DO THIS: Nothing in the data should change when you return it, but leave the pictures out.

PROVIDED DATA:
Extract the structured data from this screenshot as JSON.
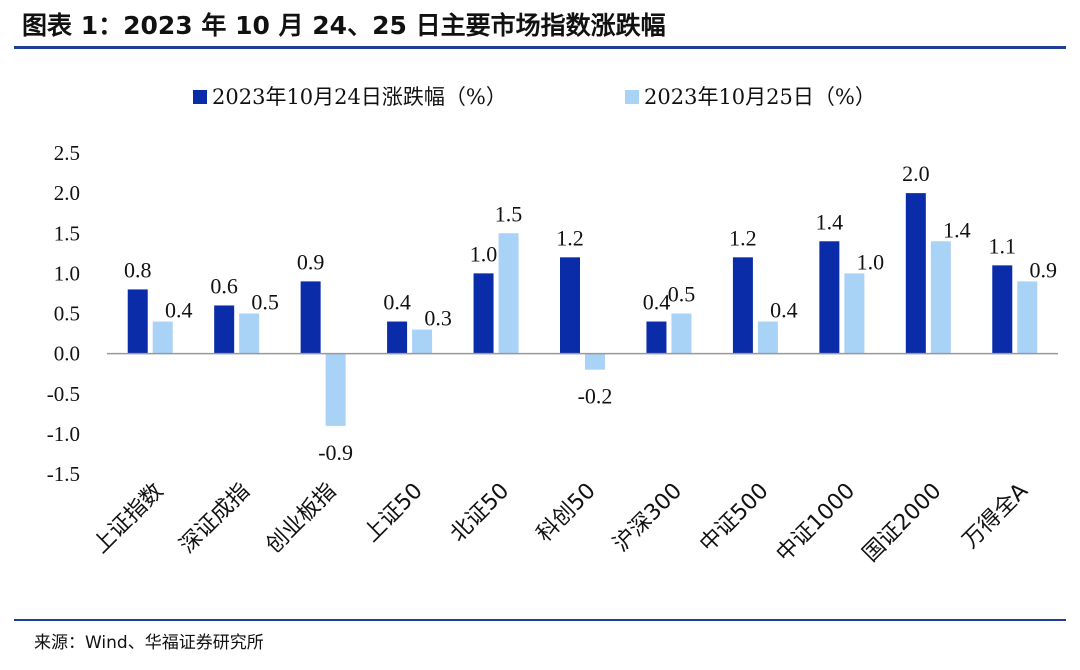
{
  "header": {
    "title": "图表 1：2023 年 10 月 24、25 日主要市场指数涨跌幅"
  },
  "footer": {
    "source": "来源：Wind、华福证券研究所"
  },
  "colors": {
    "series1": "#0a2ca8",
    "series2": "#a9d2f7",
    "rule": "#1f3f94"
  },
  "chart_data": {
    "type": "bar",
    "title": "",
    "xlabel": "",
    "ylabel": "",
    "ylim": [
      -1.5,
      2.5
    ],
    "yticks": [
      "2.5",
      "2.0",
      "1.5",
      "1.0",
      "0.5",
      "0.0",
      "-0.5",
      "-1.0",
      "-1.5"
    ],
    "grid": false,
    "legend": "top",
    "categories": [
      "上证指数",
      "深证成指",
      "创业板指",
      "上证50",
      "北证50",
      "科创50",
      "沪深300",
      "中证500",
      "中证1000",
      "国证2000",
      "万得全A"
    ],
    "series": [
      {
        "name": "2023年10月24日涨跌幅（%）",
        "values": [
          0.8,
          0.6,
          0.9,
          0.4,
          1.0,
          1.2,
          0.4,
          1.2,
          1.4,
          2.0,
          1.1
        ]
      },
      {
        "name": "2023年10月25日（%）",
        "values": [
          0.4,
          0.5,
          -0.9,
          0.3,
          1.5,
          -0.2,
          0.5,
          0.4,
          1.0,
          1.4,
          0.9
        ]
      }
    ]
  }
}
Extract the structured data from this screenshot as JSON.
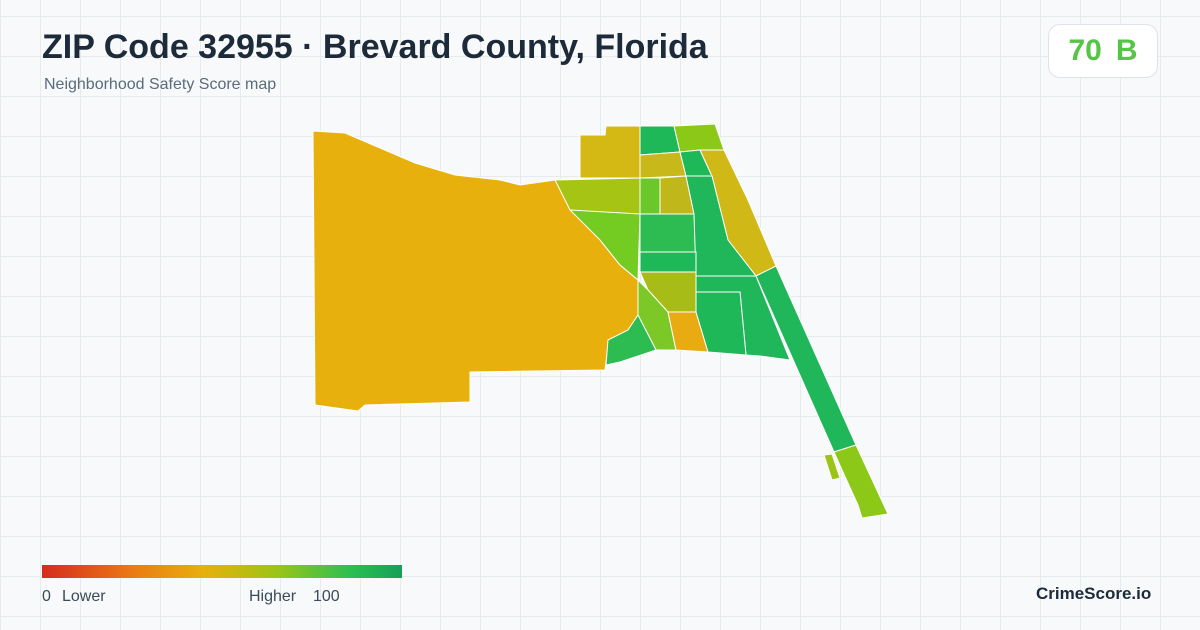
{
  "header": {
    "title": "ZIP Code 32955 · Brevard County, Florida",
    "subtitle": "Neighborhood Safety Score map"
  },
  "score": {
    "value": 70,
    "grade": "B"
  },
  "legend": {
    "min": 0,
    "min_label": "Lower",
    "max_label": "Higher",
    "max": 100
  },
  "brand": "CrimeScore.io"
}
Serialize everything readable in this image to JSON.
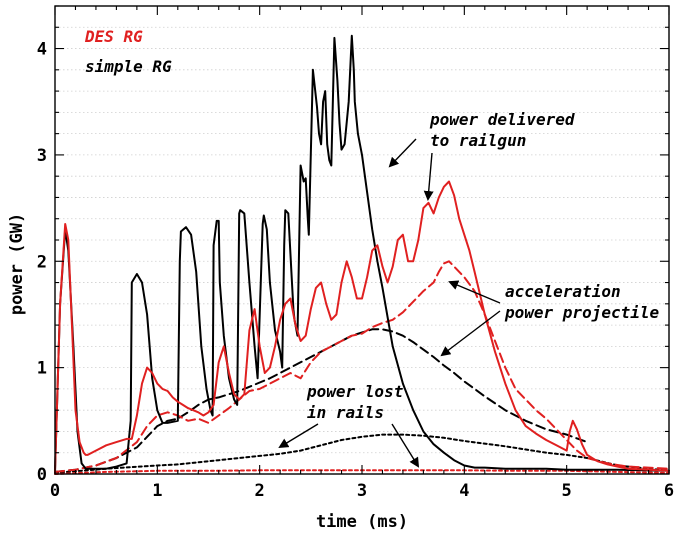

FULL RESPONSE:
Extract the structured data from this screenshot as JSON.
{
  "header": {
    "title": "图表 1：2023 年 10 月 24、25 日主要市场指数涨跌幅"
  },
  "footer": {
    "source": "来源：Wind、华福证券研究所"
  },
  "colors": {
    "series1": "#0a2ca8",
    "series2": "#a9d2f7",
    "rule": "#1f3f94"
  },
  "chart_data": {
    "type": "bar",
    "title": "",
    "xlabel": "",
    "ylabel": "",
    "ylim": [
      -1.5,
      2.5
    ],
    "yticks": [
      "2.5",
      "2.0",
      "1.5",
      "1.0",
      "0.5",
      "0.0",
      "-0.5",
      "-1.0",
      "-1.5"
    ],
    "grid": false,
    "legend": "top",
    "categories": [
      "上证指数",
      "深证成指",
      "创业板指",
      "上证50",
      "北证50",
      "科创50",
      "沪深300",
      "中证500",
      "中证1000",
      "国证2000",
      "万得全A"
    ],
    "series": [
      {
        "name": "2023年10月24日涨跌幅（%）",
        "values": [
          0.8,
          0.6,
          0.9,
          0.4,
          1.0,
          1.2,
          0.4,
          1.2,
          1.4,
          2.0,
          1.1
        ]
      },
      {
        "name": "2023年10月25日（%）",
        "values": [
          0.4,
          0.5,
          -0.9,
          0.3,
          1.5,
          -0.2,
          0.5,
          0.4,
          1.0,
          1.4,
          0.9
        ]
      }
    ]
  }
}
Extract the structured data from this screenshot as JSON.
{
  "header": {
    "title": "ZIP Code 32955 · Brevard County, Florida",
    "subtitle": "Neighborhood Safety Score map"
  },
  "score": {
    "value": 70,
    "grade": "B"
  },
  "legend": {
    "min": 0,
    "min_label": "Lower",
    "max_label": "Higher",
    "max": 100
  },
  "brand": "CrimeScore.io"
}
Serialize everything readable in this image to JSON.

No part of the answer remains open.